• _TASK DIRECTIONS_
Output the material exactly, but drop every image it holds.

[Dataset items]
-----

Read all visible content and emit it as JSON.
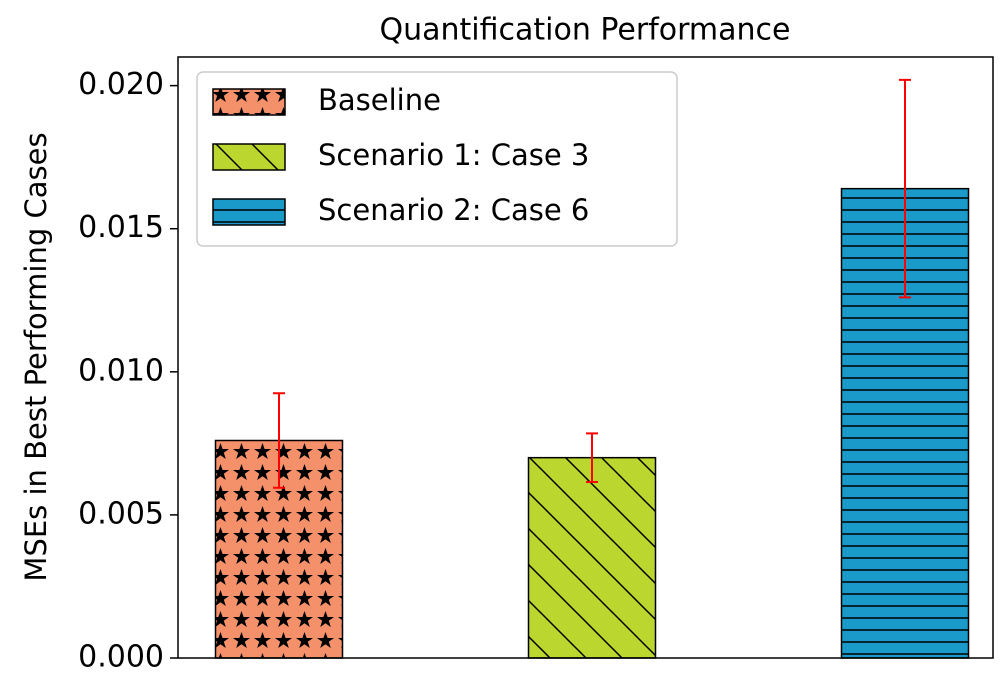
{
  "chart_data": {
    "type": "bar",
    "title": "Quantification Performance",
    "y_label": "MSEs in Best Performing Cases",
    "ylim": [
      0,
      0.021
    ],
    "yticks": [
      {
        "value": 0,
        "label": "0.000"
      },
      {
        "value": 0.005,
        "label": "0.005"
      },
      {
        "value": 0.01,
        "label": "0.010"
      },
      {
        "value": 0.015,
        "label": "0.015"
      },
      {
        "value": 0.02,
        "label": "0.020"
      }
    ],
    "legend": "upper left",
    "error_color": "#ff0000",
    "series": [
      {
        "name": "Baseline",
        "color": "#f4906a",
        "hatch": "stars",
        "values": [
          0.0076
        ],
        "errors": [
          0.00165
        ]
      },
      {
        "name": "Scenario 1: Case 3",
        "color": "#bcd630",
        "hatch": "backslash",
        "values": [
          0.007
        ],
        "errors": [
          0.00085
        ]
      },
      {
        "name": "Scenario 2: Case 6",
        "color": "#1a9ac9",
        "hatch": "horizontal",
        "values": [
          0.0164
        ],
        "errors": [
          0.0038
        ]
      }
    ]
  }
}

-----

• _EXERCISE OUTPUT_
Read all visible content and emit it as JSON.
{
  "chart_data": {
    "type": "bar",
    "title": "Quantification Performance",
    "y_label": "MSEs in Best Performing Cases",
    "ylim": [
      0,
      0.021
    ],
    "yticks": [
      {
        "value": 0,
        "label": "0.000"
      },
      {
        "value": 0.005,
        "label": "0.005"
      },
      {
        "value": 0.01,
        "label": "0.010"
      },
      {
        "value": 0.015,
        "label": "0.015"
      },
      {
        "value": 0.02,
        "label": "0.020"
      }
    ],
    "legend": "upper left",
    "error_color": "#ff0000",
    "series": [
      {
        "name": "Baseline",
        "color": "#f4906a",
        "hatch": "stars",
        "values": [
          0.0076
        ],
        "errors": [
          0.00165
        ]
      },
      {
        "name": "Scenario 1: Case 3",
        "color": "#bcd630",
        "hatch": "backslash",
        "values": [
          0.007
        ],
        "errors": [
          0.00085
        ]
      },
      {
        "name": "Scenario 2: Case 6",
        "color": "#1a9ac9",
        "hatch": "horizontal",
        "values": [
          0.0164
        ],
        "errors": [
          0.0038
        ]
      }
    ]
  }
}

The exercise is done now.